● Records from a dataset
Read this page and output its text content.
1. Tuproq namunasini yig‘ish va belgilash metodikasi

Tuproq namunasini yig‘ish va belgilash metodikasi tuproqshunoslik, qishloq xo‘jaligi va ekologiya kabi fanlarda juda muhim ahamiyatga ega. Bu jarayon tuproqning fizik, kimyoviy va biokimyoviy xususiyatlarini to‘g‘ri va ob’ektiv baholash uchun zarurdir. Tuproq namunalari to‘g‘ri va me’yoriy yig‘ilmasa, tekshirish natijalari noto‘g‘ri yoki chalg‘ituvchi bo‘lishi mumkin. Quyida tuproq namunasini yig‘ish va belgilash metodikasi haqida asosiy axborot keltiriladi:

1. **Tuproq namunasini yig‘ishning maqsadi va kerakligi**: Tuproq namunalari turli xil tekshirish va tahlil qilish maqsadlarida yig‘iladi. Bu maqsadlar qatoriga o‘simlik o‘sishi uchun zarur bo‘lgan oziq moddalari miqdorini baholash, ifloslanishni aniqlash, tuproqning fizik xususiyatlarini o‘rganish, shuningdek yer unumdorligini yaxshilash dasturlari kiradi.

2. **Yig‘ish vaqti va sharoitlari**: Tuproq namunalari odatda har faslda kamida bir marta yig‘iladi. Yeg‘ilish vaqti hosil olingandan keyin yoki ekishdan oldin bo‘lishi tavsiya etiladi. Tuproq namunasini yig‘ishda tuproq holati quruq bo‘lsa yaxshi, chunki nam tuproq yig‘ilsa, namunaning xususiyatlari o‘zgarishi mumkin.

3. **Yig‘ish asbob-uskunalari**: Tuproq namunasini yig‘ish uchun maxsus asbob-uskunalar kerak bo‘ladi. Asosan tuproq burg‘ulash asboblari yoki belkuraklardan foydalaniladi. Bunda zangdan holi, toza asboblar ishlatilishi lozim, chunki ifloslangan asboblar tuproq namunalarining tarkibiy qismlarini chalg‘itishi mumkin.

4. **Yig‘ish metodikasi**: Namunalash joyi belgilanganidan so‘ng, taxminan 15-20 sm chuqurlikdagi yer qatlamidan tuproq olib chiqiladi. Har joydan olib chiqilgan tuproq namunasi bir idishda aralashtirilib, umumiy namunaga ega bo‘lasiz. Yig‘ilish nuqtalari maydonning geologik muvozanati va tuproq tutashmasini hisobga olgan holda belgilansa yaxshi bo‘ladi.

● Written task
Please reproduce all of the entries exactly as they stand.

● Answer to this problem
Read this page and output its text content.
1. Tuproq namunasini yig‘ish va belgilash metodikasi

Tuproq namunasini yig‘ish va belgilash metodikasi tuproqshunoslik, qishloq xo‘jaligi va ekologiya kabi fanlarda juda muhim ahamiyatga ega. Bu jarayon tuproqning fizik, kimyoviy va biokimyoviy xususiyatlarini to‘g‘ri va ob’ektiv baholash uchun zarurdir. Tuproq namunalari to‘g‘ri va me’yoriy yig‘ilmasa, tekshirish natijalari noto‘g‘ri yoki chalg‘ituvchi bo‘lishi mumkin. Quyida tuproq namunasini yig‘ish va belgilash metodikasi haqida asosiy axborot keltiriladi:

1. **Tuproq namunasini yig‘ishning maqsadi va kerakligi**: Tuproq namunalari turli xil tekshirish va tahlil qilish maqsadlarida yig‘iladi. Bu maqsadlar qatoriga o‘simlik o‘sishi uchun zarur bo‘lgan oziq moddalari miqdorini baholash, ifloslanishni aniqlash, tuproqning fizik xususiyatlarini o‘rganish, shuningdek yer unumdorligini yaxshilash dasturlari kiradi.

2. **Yig‘ish vaqti va sharoitlari**: Tuproq namunalari odatda har faslda kamida bir marta yig‘iladi. Yeg‘ilish vaqti hosil olingandan keyin yoki ekishdan oldin bo‘lishi tavsiya etiladi. Tuproq namunasini yig‘ishda tuproq holati quruq bo‘lsa yaxshi, chunki nam tuproq yig‘ilsa, namunaning xususiyatlari o‘zgarishi mumkin.

3. **Yig‘ish asbob-uskunalari**: Tuproq namunasini yig‘ish uchun maxsus asbob-uskunalar kerak bo‘ladi. Asosan tuproq burg‘ulash asboblari yoki belkuraklardan foydalaniladi. Bunda zangdan holi, toza asboblar ishlatilishi lozim, chunki ifloslangan asboblar tuproq namunalarining tarkibiy qismlarini chalg‘itishi mumkin.

4. **Yig‘ish metodikasi**: Namunalash joyi belgilanganidan so‘ng, taxminan 15-20 sm chuqurlikdagi yer qatlamidan tuproq olib chiqiladi. Har joydan olib chiqilgan tuproq namunasi bir idishda aralashtirilib, umumiy namunaga ega bo‘lasiz. Yig‘ilish nuqtalari maydonning geologik muvozanati va tuproq tutashmasini hisobga olgan holda belgilansa yaxshi bo‘ladi.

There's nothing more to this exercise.